[Begin Supplied data]
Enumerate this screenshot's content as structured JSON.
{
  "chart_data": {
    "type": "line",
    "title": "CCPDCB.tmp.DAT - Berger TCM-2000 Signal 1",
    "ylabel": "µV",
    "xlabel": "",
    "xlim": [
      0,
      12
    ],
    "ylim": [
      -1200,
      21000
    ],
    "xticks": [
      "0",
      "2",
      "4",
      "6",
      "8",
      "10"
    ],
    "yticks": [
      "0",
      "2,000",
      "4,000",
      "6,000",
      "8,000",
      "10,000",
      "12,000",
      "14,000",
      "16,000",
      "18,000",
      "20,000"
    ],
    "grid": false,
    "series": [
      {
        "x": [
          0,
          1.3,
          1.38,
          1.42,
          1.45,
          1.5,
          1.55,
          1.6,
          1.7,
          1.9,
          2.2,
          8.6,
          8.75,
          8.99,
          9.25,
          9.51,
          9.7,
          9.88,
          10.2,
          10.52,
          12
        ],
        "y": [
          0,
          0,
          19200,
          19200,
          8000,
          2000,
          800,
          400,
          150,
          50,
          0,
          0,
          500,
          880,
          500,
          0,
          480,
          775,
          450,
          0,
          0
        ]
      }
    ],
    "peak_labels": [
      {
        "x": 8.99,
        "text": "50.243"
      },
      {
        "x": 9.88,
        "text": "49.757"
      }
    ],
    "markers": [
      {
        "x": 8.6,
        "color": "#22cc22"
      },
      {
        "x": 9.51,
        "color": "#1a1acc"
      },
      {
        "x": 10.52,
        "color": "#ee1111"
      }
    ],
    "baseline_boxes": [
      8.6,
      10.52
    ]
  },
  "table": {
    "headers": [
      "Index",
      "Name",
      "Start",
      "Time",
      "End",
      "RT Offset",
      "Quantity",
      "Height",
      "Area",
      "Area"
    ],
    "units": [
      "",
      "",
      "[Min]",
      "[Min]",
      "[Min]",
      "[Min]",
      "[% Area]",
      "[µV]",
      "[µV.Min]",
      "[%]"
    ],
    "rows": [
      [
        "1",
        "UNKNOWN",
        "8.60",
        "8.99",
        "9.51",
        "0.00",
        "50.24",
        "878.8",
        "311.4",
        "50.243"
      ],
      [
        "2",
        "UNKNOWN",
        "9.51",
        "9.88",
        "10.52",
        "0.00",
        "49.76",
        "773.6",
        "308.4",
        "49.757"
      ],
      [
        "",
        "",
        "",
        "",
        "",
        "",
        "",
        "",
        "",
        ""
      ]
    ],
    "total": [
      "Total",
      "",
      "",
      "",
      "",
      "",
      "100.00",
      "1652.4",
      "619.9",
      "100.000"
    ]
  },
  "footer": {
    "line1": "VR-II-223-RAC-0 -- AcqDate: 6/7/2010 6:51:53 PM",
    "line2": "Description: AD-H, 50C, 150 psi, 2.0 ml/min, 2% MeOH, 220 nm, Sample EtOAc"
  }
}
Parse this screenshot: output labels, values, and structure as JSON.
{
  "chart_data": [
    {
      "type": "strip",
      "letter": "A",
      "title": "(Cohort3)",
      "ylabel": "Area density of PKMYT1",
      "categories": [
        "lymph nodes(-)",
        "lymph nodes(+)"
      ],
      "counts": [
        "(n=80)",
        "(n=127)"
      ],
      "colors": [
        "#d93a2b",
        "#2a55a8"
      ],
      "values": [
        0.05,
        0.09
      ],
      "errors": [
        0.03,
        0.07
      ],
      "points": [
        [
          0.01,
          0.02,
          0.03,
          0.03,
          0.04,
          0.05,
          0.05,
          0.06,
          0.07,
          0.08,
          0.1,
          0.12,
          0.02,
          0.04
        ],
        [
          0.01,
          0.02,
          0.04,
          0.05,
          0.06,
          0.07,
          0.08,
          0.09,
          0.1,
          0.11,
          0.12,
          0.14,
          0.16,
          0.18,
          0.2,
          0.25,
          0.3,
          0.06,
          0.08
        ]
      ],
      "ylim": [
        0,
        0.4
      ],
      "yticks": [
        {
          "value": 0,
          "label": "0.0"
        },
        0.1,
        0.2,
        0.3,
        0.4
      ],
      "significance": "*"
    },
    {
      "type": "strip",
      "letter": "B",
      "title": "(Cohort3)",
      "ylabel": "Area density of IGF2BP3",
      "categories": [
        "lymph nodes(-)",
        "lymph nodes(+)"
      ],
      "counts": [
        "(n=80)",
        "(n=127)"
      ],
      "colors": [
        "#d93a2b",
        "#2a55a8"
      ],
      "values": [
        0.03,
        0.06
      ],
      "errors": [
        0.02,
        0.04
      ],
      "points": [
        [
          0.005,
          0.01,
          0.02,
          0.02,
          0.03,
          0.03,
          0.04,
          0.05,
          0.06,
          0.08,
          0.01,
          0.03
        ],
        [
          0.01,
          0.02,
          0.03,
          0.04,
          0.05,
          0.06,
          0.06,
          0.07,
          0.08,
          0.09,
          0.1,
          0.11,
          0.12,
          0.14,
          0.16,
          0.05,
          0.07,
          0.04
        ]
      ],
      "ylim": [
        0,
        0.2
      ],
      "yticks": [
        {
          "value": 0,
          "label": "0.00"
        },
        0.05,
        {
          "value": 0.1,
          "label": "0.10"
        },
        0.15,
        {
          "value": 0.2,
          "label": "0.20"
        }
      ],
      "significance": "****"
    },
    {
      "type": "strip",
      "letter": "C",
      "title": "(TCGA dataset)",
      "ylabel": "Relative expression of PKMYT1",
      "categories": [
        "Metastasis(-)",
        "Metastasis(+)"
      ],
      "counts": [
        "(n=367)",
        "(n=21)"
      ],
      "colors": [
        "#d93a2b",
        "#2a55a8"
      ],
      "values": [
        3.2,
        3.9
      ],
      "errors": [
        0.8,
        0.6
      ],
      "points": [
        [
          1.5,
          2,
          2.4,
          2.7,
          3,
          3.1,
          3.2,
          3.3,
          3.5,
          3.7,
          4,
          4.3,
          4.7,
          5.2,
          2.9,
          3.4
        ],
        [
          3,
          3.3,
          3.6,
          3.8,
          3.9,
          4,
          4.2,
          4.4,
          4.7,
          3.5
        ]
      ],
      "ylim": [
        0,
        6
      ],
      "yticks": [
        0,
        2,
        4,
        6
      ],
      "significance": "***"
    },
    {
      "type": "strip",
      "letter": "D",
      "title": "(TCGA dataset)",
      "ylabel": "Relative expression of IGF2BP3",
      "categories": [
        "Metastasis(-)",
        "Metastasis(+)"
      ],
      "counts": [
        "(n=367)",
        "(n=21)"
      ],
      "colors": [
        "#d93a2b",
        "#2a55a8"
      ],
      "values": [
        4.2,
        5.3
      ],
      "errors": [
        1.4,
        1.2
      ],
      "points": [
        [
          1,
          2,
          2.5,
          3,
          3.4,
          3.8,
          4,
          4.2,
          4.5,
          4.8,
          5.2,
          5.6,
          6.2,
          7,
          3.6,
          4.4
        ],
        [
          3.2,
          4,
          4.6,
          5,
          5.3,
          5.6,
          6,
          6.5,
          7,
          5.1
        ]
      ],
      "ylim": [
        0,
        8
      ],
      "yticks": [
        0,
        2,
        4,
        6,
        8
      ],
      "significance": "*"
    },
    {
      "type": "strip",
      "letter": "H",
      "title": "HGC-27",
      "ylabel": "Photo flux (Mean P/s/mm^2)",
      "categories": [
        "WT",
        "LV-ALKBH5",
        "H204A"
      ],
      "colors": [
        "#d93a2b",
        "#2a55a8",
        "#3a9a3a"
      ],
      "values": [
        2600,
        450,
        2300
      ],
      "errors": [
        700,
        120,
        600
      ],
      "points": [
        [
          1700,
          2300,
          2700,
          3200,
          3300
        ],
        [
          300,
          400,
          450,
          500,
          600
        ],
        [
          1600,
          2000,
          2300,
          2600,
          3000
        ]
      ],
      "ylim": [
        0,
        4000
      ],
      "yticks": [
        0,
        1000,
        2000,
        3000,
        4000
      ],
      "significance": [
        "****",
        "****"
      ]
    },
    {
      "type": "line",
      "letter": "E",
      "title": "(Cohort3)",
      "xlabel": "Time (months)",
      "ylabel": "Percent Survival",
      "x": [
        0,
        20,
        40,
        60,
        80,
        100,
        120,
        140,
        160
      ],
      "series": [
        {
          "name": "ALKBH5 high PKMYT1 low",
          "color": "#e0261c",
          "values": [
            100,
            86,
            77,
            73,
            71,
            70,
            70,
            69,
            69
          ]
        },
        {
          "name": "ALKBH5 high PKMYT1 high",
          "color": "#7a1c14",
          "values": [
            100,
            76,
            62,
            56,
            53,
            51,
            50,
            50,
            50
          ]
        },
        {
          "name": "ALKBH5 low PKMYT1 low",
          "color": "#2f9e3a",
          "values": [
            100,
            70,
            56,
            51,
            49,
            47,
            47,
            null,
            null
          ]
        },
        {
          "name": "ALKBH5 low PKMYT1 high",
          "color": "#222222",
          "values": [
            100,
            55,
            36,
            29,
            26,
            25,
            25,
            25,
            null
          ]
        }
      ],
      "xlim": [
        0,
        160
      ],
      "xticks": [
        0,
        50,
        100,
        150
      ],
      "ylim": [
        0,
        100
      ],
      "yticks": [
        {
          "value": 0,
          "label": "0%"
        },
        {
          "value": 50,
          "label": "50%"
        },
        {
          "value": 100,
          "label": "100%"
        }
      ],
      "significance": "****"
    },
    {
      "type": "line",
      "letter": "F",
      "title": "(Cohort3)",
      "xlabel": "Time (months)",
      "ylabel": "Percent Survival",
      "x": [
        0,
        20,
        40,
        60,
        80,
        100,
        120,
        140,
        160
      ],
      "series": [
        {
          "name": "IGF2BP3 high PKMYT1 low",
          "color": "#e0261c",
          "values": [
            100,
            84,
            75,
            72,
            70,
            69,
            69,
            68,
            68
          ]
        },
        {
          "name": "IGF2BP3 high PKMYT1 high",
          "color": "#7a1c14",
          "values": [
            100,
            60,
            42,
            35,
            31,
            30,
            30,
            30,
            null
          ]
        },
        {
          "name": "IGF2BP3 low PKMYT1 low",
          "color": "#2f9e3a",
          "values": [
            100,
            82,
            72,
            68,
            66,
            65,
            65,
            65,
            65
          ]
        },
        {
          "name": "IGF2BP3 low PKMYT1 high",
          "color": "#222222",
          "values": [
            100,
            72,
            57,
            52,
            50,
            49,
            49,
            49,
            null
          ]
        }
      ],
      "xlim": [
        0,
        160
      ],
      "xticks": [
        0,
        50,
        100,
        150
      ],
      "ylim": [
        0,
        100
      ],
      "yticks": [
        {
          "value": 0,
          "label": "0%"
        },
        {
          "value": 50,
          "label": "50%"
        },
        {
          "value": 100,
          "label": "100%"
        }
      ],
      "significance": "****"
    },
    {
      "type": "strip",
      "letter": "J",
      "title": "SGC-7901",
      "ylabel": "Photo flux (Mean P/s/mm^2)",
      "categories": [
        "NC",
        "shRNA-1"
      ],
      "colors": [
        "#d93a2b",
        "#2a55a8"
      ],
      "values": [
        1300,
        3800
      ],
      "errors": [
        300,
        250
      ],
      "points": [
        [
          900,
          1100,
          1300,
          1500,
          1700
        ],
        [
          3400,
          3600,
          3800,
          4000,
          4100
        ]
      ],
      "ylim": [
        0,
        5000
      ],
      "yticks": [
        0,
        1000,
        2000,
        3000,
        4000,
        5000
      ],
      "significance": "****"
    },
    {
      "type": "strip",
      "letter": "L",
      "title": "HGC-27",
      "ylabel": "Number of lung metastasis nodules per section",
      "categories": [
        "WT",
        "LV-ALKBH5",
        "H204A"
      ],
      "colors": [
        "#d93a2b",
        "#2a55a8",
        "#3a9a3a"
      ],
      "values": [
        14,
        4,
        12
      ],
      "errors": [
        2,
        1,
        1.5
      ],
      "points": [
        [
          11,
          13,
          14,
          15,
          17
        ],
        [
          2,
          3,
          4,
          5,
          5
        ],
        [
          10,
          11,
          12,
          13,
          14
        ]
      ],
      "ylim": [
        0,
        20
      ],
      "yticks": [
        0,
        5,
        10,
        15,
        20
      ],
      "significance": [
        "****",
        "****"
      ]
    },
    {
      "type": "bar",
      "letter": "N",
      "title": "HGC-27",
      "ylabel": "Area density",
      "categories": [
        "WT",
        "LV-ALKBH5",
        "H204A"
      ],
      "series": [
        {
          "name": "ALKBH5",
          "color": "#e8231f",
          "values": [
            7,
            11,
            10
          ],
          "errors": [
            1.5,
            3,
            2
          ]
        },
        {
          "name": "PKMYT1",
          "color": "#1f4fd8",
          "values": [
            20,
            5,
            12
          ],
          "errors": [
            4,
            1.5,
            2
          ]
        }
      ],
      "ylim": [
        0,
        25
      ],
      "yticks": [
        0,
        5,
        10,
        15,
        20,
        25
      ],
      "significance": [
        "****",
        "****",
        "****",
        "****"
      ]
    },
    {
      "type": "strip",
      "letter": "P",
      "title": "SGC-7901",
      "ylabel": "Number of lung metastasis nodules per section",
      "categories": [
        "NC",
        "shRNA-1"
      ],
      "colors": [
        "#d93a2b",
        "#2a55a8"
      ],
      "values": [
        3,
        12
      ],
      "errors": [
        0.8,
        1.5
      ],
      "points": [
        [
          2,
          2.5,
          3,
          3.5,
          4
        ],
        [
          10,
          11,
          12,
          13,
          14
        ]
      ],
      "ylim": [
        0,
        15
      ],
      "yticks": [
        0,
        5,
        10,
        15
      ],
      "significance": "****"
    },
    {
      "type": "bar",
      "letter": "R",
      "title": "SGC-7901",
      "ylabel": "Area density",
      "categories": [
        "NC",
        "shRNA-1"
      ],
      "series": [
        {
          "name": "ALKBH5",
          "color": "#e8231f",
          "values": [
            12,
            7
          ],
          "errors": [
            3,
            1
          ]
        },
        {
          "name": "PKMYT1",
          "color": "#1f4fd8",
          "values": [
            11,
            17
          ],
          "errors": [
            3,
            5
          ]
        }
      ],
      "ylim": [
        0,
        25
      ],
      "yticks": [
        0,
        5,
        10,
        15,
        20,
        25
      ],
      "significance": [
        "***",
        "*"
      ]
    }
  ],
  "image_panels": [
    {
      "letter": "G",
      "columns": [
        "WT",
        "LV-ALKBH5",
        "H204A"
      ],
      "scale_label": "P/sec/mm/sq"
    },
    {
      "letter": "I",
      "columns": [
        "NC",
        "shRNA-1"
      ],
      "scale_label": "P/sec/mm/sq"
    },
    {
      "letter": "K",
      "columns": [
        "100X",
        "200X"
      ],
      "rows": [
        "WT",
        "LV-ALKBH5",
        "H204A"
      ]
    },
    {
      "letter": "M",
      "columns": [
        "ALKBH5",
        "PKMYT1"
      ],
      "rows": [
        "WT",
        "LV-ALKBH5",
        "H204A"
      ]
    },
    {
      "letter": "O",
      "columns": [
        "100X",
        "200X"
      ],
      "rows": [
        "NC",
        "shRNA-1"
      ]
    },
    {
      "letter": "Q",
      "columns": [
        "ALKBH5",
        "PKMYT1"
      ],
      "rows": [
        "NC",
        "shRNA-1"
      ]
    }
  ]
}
[End Supplied data]
Copy every line above that holds the word "Relative".

      "ylabel": "Relative expression of PKMYT1",
      "ylabel": "Relative expression of IGF2BP3",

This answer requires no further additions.